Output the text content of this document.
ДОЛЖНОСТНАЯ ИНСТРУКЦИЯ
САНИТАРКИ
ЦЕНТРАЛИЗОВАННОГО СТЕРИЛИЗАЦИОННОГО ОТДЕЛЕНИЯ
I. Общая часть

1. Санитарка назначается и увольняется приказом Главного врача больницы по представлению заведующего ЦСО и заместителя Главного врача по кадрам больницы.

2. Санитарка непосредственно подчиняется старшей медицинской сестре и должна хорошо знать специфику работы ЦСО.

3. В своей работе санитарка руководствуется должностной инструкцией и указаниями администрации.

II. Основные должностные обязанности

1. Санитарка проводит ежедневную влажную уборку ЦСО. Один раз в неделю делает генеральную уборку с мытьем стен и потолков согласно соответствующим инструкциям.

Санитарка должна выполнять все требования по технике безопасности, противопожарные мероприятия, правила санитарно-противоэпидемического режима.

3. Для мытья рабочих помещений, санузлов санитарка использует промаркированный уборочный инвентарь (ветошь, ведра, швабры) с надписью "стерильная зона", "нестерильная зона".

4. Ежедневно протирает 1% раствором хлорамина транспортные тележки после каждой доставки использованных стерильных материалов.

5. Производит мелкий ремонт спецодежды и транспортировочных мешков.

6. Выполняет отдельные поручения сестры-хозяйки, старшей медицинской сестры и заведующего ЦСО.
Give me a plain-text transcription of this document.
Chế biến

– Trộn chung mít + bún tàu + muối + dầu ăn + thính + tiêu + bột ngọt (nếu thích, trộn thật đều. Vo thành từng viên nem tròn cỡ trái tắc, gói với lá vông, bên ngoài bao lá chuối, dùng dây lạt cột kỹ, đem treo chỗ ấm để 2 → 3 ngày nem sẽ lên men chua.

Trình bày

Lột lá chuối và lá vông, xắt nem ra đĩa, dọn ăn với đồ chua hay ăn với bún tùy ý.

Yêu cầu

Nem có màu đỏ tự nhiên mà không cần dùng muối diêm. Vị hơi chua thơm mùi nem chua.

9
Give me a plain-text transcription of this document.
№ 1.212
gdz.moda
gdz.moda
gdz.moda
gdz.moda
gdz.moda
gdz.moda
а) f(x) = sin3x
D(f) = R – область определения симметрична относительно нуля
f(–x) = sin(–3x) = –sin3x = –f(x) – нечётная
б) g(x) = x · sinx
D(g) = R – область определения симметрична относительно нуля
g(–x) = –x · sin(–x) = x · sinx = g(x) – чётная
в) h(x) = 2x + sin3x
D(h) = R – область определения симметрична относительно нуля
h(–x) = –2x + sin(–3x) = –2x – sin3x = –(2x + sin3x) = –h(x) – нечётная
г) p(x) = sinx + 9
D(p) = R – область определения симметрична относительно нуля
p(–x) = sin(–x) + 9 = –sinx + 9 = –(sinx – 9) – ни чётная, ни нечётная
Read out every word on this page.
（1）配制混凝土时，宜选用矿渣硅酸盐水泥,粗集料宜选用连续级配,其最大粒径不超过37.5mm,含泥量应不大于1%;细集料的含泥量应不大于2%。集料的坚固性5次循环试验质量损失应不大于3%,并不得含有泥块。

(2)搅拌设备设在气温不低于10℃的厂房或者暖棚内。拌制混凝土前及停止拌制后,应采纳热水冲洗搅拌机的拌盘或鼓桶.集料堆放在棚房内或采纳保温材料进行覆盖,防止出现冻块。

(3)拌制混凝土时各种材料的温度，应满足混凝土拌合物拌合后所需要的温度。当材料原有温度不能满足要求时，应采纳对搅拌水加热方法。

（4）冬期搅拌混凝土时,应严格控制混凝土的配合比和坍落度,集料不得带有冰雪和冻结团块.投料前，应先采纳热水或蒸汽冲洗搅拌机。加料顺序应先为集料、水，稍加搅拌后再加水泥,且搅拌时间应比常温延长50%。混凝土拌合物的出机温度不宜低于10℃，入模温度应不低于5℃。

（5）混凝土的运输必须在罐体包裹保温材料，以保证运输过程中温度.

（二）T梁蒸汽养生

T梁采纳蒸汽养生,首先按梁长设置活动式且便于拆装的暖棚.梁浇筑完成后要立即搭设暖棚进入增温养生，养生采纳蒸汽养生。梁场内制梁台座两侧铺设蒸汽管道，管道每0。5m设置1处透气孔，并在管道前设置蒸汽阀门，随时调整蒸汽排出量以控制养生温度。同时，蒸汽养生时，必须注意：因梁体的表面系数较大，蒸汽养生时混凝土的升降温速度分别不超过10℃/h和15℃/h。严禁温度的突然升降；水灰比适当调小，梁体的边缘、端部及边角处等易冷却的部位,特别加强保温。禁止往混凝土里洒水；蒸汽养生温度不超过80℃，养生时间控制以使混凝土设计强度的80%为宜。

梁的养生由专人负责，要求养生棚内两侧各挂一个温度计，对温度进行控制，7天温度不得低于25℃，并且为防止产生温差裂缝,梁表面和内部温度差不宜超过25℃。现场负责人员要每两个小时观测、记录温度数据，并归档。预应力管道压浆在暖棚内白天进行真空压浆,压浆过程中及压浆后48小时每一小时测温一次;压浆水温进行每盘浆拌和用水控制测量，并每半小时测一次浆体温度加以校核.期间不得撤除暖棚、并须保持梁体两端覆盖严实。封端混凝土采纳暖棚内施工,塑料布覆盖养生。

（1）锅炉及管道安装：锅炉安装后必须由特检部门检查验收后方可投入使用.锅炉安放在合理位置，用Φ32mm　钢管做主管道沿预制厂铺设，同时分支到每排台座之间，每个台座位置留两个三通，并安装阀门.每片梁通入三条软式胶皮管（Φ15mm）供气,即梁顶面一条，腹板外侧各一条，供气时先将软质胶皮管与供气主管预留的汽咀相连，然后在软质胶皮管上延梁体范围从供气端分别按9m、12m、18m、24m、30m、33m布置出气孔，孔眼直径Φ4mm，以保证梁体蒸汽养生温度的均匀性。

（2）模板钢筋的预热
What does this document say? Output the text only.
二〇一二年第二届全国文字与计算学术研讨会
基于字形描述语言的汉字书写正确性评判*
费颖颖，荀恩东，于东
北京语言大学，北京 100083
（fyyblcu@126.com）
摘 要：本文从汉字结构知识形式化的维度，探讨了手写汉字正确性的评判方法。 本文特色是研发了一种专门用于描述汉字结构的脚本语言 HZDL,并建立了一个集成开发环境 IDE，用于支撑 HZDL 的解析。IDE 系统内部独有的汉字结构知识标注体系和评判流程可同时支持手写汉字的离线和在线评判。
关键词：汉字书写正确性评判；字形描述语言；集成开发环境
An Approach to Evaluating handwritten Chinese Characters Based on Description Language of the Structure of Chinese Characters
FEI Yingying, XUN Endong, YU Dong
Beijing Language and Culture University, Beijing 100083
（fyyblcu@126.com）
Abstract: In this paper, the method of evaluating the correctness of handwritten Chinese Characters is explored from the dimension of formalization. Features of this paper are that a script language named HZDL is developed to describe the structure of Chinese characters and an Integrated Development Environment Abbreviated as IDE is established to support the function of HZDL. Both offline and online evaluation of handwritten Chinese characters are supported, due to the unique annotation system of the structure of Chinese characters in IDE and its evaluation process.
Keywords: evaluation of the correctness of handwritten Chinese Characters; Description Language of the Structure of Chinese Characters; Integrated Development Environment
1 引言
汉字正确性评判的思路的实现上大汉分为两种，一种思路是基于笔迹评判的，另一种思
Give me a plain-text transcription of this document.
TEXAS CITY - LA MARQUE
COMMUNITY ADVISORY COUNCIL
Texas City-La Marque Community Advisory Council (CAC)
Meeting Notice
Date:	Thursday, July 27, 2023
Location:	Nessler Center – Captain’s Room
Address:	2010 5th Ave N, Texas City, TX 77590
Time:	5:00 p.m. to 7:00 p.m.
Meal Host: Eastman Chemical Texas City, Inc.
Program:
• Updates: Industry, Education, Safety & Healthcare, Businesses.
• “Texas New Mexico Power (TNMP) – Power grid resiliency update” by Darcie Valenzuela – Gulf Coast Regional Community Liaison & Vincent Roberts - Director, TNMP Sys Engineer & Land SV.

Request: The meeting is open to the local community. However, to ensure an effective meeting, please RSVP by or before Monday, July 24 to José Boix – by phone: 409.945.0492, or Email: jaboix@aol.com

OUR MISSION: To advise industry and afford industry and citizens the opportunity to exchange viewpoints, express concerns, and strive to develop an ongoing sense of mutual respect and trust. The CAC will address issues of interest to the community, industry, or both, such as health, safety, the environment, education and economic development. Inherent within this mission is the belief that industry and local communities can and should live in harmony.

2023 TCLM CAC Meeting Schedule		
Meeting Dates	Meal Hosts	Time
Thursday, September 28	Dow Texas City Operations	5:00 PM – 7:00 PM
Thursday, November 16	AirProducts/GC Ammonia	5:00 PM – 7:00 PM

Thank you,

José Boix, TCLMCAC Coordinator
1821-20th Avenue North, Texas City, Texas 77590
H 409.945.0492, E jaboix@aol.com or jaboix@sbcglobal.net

::::::::

• Short task:
Find and copy every line in the entries above where the string "заведующего" occurs.

• Full output:
1. Санитарка назначается и увольняется приказом Главного врача больницы по представлению заведующего ЦСО и заместителя Главного врача по кадрам больницы.
6. Выполняет отдельные поручения сестры-хозяйки, старшей медицинской сестры и заведующего ЦСО.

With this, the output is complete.